**Stated goal**
Return all of the lines below exactly as they are.

**Materials provided**
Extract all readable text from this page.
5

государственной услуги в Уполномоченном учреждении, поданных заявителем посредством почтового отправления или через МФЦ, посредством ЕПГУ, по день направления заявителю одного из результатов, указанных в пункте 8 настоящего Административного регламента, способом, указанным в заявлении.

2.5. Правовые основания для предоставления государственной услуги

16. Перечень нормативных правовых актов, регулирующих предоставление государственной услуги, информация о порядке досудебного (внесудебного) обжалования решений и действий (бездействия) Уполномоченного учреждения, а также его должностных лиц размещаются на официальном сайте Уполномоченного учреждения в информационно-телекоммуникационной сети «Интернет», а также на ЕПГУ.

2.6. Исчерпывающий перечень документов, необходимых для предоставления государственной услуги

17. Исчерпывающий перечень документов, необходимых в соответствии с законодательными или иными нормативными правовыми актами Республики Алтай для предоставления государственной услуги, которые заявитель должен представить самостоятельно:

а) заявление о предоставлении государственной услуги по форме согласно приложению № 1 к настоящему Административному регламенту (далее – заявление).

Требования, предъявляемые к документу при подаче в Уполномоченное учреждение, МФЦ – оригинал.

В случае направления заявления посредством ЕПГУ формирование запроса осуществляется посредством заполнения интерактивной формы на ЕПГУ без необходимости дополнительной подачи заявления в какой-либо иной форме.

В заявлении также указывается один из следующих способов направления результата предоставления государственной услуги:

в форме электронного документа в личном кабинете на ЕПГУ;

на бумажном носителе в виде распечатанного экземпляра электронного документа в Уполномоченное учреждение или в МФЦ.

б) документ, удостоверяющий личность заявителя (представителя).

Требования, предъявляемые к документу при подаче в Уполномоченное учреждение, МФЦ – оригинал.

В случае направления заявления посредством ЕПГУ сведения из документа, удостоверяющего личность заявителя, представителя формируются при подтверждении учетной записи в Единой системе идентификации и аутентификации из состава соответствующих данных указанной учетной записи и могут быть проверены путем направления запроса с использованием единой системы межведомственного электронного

**Response**
Extract all readable text from this page.
5

государственной услуги в Уполномоченном учреждении, поданных заявителем посредством почтового отправления или через МФЦ, посредством ЕПГУ, по день направления заявителю одного из результатов, указанных в пункте 8 настоящего Административного регламента, способом, указанным в заявлении.

2.5. Правовые основания для предоставления государственной услуги

16. Перечень нормативных правовых актов, регулирующих предоставление государственной услуги, информация о порядке досудебного (внесудебного) обжалования решений и действий (бездействия) Уполномоченного учреждения, а также его должностных лиц размещаются на официальном сайте Уполномоченного учреждения в информационно-телекоммуникационной сети «Интернет», а также на ЕПГУ.

2.6. Исчерпывающий перечень документов, необходимых для предоставления государственной услуги

17. Исчерпывающий перечень документов, необходимых в соответствии с законодательными или иными нормативными правовыми актами Республики Алтай для предоставления государственной услуги, которые заявитель должен представить самостоятельно:

а) заявление о предоставлении государственной услуги по форме согласно приложению № 1 к настоящему Административному регламенту (далее – заявление).

Требования, предъявляемые к документу при подаче в Уполномоченное учреждение, МФЦ – оригинал.

В случае направления заявления посредством ЕПГУ формирование запроса осуществляется посредством заполнения интерактивной формы на ЕПГУ без необходимости дополнительной подачи заявления в какой-либо иной форме.

В заявлении также указывается один из следующих способов направления результата предоставления государственной услуги:

в форме электронного документа в личном кабинете на ЕПГУ;

на бумажном носителе в виде распечатанного экземпляра электронного документа в Уполномоченное учреждение или в МФЦ.

б) документ, удостоверяющий личность заявителя (представителя).

Требования, предъявляемые к документу при подаче в Уполномоченное учреждение, МФЦ – оригинал.

В случае направления заявления посредством ЕПГУ сведения из документа, удостоверяющего личность заявителя, представителя формируются при подтверждении учетной записи в Единой системе идентификации и аутентификации из состава соответствующих данных указанной учетной записи и могут быть проверены путем направления запроса с использованием единой системы межведомственного электронного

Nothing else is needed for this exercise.